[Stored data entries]
———

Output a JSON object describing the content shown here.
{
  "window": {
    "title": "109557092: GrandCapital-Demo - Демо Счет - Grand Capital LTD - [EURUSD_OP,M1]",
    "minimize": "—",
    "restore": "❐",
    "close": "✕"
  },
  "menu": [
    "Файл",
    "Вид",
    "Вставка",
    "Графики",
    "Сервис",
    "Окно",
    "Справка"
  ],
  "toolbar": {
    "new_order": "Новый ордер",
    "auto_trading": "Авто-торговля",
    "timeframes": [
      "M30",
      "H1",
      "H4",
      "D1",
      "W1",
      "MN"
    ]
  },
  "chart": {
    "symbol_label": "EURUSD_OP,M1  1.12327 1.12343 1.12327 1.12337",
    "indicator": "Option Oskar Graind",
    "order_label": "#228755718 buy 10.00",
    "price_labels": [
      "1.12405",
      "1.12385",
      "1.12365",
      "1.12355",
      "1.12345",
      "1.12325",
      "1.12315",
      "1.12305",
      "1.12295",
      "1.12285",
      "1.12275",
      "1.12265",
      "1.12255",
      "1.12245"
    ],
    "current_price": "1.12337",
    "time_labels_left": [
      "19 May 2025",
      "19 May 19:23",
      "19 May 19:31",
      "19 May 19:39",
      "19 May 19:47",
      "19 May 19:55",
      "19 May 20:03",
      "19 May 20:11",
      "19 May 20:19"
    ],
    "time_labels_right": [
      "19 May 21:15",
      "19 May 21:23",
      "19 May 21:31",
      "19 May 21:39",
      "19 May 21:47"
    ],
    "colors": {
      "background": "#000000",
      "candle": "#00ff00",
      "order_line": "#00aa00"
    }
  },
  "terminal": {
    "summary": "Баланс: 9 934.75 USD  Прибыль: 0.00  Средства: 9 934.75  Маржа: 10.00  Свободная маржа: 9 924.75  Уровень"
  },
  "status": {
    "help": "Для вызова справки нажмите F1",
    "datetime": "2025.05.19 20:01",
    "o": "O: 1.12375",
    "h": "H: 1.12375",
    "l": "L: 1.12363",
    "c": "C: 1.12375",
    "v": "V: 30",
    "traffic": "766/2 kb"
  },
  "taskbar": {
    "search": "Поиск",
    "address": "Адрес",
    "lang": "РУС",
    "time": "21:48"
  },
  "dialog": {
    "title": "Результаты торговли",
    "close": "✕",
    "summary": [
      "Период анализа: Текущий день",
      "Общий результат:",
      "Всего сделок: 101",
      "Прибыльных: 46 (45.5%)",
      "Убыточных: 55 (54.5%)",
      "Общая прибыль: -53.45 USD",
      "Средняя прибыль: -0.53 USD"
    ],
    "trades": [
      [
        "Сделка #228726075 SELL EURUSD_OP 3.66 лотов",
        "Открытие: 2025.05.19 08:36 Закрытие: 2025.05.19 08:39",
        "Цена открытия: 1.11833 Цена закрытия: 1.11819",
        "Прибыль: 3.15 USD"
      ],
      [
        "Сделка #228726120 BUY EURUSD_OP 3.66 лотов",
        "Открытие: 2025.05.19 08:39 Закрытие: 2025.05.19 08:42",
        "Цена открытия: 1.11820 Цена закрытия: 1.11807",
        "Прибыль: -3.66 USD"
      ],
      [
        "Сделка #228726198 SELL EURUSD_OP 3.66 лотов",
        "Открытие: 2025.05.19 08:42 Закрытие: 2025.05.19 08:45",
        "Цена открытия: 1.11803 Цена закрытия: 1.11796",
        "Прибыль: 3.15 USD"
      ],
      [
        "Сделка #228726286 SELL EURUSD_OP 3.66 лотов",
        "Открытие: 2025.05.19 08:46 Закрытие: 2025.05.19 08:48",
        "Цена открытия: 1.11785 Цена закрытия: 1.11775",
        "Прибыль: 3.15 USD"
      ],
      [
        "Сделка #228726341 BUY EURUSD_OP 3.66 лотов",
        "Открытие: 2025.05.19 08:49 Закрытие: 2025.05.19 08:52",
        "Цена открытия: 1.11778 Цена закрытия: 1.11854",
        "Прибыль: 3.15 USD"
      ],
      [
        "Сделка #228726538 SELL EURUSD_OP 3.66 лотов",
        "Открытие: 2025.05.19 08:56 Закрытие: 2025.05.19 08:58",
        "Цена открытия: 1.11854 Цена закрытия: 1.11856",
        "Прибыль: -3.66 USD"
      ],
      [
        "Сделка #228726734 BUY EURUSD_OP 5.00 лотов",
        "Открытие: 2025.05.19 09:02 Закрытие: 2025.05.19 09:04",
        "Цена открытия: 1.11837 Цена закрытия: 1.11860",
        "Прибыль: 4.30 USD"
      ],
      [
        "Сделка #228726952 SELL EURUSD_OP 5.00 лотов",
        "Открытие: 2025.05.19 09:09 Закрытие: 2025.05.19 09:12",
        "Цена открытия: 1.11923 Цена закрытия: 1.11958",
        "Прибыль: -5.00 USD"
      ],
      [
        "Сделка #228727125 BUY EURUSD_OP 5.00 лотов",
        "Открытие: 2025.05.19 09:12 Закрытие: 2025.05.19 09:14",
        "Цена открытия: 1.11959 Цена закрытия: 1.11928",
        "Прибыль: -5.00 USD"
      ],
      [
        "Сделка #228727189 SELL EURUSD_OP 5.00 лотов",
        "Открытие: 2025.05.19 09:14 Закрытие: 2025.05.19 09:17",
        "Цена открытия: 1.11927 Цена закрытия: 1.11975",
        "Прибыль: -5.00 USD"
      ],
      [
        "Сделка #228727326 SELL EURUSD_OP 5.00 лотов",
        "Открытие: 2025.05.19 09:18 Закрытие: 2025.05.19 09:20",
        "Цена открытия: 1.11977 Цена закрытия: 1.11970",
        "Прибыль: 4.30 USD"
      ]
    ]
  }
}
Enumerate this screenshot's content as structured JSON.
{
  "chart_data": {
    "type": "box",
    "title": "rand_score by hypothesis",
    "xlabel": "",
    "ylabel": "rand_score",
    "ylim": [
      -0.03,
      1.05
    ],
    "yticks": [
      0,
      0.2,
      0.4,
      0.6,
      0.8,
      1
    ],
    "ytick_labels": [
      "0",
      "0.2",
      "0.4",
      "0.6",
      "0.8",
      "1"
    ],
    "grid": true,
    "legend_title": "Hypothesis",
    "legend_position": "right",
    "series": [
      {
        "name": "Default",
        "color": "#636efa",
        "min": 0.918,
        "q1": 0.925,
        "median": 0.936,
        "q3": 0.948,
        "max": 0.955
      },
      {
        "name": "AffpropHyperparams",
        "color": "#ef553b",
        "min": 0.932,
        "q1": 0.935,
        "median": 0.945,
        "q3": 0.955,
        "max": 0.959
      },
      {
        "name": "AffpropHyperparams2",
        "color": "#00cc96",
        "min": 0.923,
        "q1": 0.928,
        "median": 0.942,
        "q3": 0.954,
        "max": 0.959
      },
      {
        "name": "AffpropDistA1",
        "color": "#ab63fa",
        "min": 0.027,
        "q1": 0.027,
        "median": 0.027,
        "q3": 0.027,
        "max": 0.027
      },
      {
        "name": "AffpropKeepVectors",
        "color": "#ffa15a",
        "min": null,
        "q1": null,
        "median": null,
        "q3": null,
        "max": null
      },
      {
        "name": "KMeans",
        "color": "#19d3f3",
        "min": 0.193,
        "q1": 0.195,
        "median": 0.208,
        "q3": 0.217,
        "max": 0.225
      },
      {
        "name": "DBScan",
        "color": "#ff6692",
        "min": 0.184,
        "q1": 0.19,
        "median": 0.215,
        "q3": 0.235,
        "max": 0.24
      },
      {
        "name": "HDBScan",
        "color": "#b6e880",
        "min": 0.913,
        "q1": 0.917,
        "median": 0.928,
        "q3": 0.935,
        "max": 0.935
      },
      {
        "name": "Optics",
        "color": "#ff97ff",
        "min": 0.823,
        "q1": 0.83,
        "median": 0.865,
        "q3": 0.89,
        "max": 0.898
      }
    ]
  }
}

———

INSTRUCTIONS FOR THE TASK
Beginning at the line where "Enumerate this screenshot's" appears, extract each line through the end of the data above; keep them exact and include nothing else.

PROBLEM SOLUTION
Enumerate this screenshot's content as structured JSON.
{
  "chart_data": {
    "type": "box",
    "title": "rand_score by hypothesis",
    "xlabel": "",
    "ylabel": "rand_score",
    "ylim": [
      -0.03,
      1.05
    ],
    "yticks": [
      0,
      0.2,
      0.4,
      0.6,
      0.8,
      1
    ],
    "ytick_labels": [
      "0",
      "0.2",
      "0.4",
      "0.6",
      "0.8",
      "1"
    ],
    "grid": true,
    "legend_title": "Hypothesis",
    "legend_position": "right",
    "series": [
      {
        "name": "Default",
        "color": "#636efa",
        "min": 0.918,
        "q1": 0.925,
        "median": 0.936,
        "q3": 0.948,
        "max": 0.955
      },
      {
        "name": "AffpropHyperparams",
        "color": "#ef553b",
        "min": 0.932,
        "q1": 0.935,
        "median": 0.945,
        "q3": 0.955,
        "max": 0.959
      },
      {
        "name": "AffpropHyperparams2",
        "color": "#00cc96",
        "min": 0.923,
        "q1": 0.928,
        "median": 0.942,
        "q3": 0.954,
        "max": 0.959
      },
      {
        "name": "AffpropDistA1",
        "color": "#ab63fa",
        "min": 0.027,
        "q1": 0.027,
        "median": 0.027,
        "q3": 0.027,
        "max": 0.027
      },
      {
        "name": "AffpropKeepVectors",
        "color": "#ffa15a",
        "min": null,
        "q1": null,
        "median": null,
        "q3": null,
        "max": null
      },
      {
        "name": "KMeans",
        "color": "#19d3f3",
        "min": 0.193,
        "q1": 0.195,
        "median": 0.208,
        "q3": 0.217,
        "max": 0.225
      },
      {
        "name": "DBScan",
        "color": "#ff6692",
        "min": 0.184,
        "q1": 0.19,
        "median": 0.215,
        "q3": 0.235,
        "max": 0.24
      },
      {
        "name": "HDBScan",
        "color": "#b6e880",
        "min": 0.913,
        "q1": 0.917,
        "median": 0.928,
        "q3": 0.935,
        "max": 0.935
      },
      {
        "name": "Optics",
        "color": "#ff97ff",
        "min": 0.823,
        "q1": 0.83,
        "median": 0.865,
        "q3": 0.89,
        "max": 0.898
      }
    ]
  }
}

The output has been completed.